EXERCISE PROMPT — Every line of the material that follows must be printed again exactly.
______
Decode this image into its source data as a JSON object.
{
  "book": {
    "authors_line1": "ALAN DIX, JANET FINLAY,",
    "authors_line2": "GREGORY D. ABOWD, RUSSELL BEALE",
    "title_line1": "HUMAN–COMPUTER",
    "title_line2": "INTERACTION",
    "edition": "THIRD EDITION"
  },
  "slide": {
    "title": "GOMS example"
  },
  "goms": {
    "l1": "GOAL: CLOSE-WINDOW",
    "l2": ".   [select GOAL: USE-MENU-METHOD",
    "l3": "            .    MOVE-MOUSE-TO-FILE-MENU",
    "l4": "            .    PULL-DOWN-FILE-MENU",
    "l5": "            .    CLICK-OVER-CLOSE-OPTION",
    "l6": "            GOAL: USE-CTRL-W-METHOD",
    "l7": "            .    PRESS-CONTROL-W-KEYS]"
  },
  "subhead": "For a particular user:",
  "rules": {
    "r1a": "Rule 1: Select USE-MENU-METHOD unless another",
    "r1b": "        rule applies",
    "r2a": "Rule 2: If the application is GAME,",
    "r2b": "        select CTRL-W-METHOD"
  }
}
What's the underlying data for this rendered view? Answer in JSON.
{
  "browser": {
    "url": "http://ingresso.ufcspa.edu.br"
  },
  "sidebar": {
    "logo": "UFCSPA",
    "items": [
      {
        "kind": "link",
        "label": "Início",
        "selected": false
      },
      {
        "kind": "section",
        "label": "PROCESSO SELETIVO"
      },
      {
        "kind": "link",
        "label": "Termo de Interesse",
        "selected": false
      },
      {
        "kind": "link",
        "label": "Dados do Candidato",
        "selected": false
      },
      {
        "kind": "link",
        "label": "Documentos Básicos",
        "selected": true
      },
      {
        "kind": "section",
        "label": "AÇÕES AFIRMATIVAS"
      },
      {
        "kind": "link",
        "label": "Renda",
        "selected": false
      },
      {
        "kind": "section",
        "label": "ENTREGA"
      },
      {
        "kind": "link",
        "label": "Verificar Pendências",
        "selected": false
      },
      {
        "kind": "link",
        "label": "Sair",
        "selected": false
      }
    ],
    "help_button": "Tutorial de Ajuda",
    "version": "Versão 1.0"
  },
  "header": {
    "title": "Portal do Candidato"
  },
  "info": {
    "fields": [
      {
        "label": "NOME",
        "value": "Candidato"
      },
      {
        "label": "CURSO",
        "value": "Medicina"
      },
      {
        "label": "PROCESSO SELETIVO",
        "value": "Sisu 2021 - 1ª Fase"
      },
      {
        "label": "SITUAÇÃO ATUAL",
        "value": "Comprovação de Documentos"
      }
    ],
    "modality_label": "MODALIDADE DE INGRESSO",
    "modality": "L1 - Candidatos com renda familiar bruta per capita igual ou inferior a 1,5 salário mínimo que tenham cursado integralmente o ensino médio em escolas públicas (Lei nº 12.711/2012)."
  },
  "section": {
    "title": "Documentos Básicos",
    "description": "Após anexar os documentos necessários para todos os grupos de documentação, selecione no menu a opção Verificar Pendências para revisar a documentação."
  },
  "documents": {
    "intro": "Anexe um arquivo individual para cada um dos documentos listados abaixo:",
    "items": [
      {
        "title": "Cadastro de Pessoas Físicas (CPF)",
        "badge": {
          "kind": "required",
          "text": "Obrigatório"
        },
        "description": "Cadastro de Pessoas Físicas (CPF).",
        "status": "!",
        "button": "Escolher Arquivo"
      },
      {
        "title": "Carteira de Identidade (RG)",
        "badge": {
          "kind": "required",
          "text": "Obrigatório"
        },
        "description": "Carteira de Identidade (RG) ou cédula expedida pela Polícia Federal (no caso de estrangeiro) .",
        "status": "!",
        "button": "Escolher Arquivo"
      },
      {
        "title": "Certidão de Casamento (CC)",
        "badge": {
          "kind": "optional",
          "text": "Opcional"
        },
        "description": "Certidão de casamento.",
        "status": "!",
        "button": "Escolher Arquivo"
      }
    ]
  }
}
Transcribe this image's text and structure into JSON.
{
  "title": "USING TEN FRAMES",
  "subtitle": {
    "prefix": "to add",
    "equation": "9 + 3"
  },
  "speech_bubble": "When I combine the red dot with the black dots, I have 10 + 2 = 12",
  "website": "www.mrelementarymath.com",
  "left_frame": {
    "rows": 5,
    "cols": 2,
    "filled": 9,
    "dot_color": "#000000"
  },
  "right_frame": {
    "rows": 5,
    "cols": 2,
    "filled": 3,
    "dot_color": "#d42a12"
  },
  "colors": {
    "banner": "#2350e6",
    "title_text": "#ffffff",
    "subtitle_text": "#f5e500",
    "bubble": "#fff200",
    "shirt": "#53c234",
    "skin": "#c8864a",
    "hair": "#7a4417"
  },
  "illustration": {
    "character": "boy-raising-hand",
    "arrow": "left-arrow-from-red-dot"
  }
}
______
ANSWER TO THIS TASK —
Decode this image into its source data as a JSON object.
{
  "book": {
    "authors_line1": "ALAN DIX, JANET FINLAY,",
    "authors_line2": "GREGORY D. ABOWD, RUSSELL BEALE",
    "title_line1": "HUMAN–COMPUTER",
    "title_line2": "INTERACTION",
    "edition": "THIRD EDITION"
  },
  "slide": {
    "title": "GOMS example"
  },
  "goms": {
    "l1": "GOAL: CLOSE-WINDOW",
    "l2": ".   [select GOAL: USE-MENU-METHOD",
    "l3": "            .    MOVE-MOUSE-TO-FILE-MENU",
    "l4": "            .    PULL-DOWN-FILE-MENU",
    "l5": "            .    CLICK-OVER-CLOSE-OPTION",
    "l6": "            GOAL: USE-CTRL-W-METHOD",
    "l7": "            .    PRESS-CONTROL-W-KEYS]"
  },
  "subhead": "For a particular user:",
  "rules": {
    "r1a": "Rule 1: Select USE-MENU-METHOD unless another",
    "r1b": "        rule applies",
    "r2a": "Rule 2: If the application is GAME,",
    "r2b": "        select CTRL-W-METHOD"
  }
}
What's the underlying data for this rendered view? Answer in JSON.
{
  "browser": {
    "url": "http://ingresso.ufcspa.edu.br"
  },
  "sidebar": {
    "logo": "UFCSPA",
    "items": [
      {
        "kind": "link",
        "label": "Início",
        "selected": false
      },
      {
        "kind": "section",
        "label": "PROCESSO SELETIVO"
      },
      {
        "kind": "link",
        "label": "Termo de Interesse",
        "selected": false
      },
      {
        "kind": "link",
        "label": "Dados do Candidato",
        "selected": false
      },
      {
        "kind": "link",
        "label": "Documentos Básicos",
        "selected": true
      },
      {
        "kind": "section",
        "label": "AÇÕES AFIRMATIVAS"
      },
      {
        "kind": "link",
        "label": "Renda",
        "selected": false
      },
      {
        "kind": "section",
        "label": "ENTREGA"
      },
      {
        "kind": "link",
        "label": "Verificar Pendências",
        "selected": false
      },
      {
        "kind": "link",
        "label": "Sair",
        "selected": false
      }
    ],
    "help_button": "Tutorial de Ajuda",
    "version": "Versão 1.0"
  },
  "header": {
    "title": "Portal do Candidato"
  },
  "info": {
    "fields": [
      {
        "label": "NOME",
        "value": "Candidato"
      },
      {
        "label": "CURSO",
        "value": "Medicina"
      },
      {
        "label": "PROCESSO SELETIVO",
        "value": "Sisu 2021 - 1ª Fase"
      },
      {
        "label": "SITUAÇÃO ATUAL",
        "value": "Comprovação de Documentos"
      }
    ],
    "modality_label": "MODALIDADE DE INGRESSO",
    "modality": "L1 - Candidatos com renda familiar bruta per capita igual ou inferior a 1,5 salário mínimo que tenham cursado integralmente o ensino médio em escolas públicas (Lei nº 12.711/2012)."
  },
  "section": {
    "title": "Documentos Básicos",
    "description": "Após anexar os documentos necessários para todos os grupos de documentação, selecione no menu a opção Verificar Pendências para revisar a documentação."
  },
  "documents": {
    "intro": "Anexe um arquivo individual para cada um dos documentos listados abaixo:",
    "items": [
      {
        "title": "Cadastro de Pessoas Físicas (CPF)",
        "badge": {
          "kind": "required",
          "text": "Obrigatório"
        },
        "description": "Cadastro de Pessoas Físicas (CPF).",
        "status": "!",
        "button": "Escolher Arquivo"
      },
      {
        "title": "Carteira de Identidade (RG)",
        "badge": {
          "kind": "required",
          "text": "Obrigatório"
        },
        "description": "Carteira de Identidade (RG) ou cédula expedida pela Polícia Federal (no caso de estrangeiro) .",
        "status": "!",
        "button": "Escolher Arquivo"
      },
      {
        "title": "Certidão de Casamento (CC)",
        "badge": {
          "kind": "optional",
          "text": "Opcional"
        },
        "description": "Certidão de casamento.",
        "status": "!",
        "button": "Escolher Arquivo"
      }
    ]
  }
}
Transcribe this image's text and structure into JSON.
{
  "title": "USING TEN FRAMES",
  "subtitle": {
    "prefix": "to add",
    "equation": "9 + 3"
  },
  "speech_bubble": "When I combine the red dot with the black dots, I have 10 + 2 = 12",
  "website": "www.mrelementarymath.com",
  "left_frame": {
    "rows": 5,
    "cols": 2,
    "filled": 9,
    "dot_color": "#000000"
  },
  "right_frame": {
    "rows": 5,
    "cols": 2,
    "filled": 3,
    "dot_color": "#d42a12"
  },
  "colors": {
    "banner": "#2350e6",
    "title_text": "#ffffff",
    "subtitle_text": "#f5e500",
    "bubble": "#fff200",
    "shirt": "#53c234",
    "skin": "#c8864a",
    "hair": "#7a4417"
  },
  "illustration": {
    "character": "boy-raising-hand",
    "arrow": "left-arrow-from-red-dot"
  }
}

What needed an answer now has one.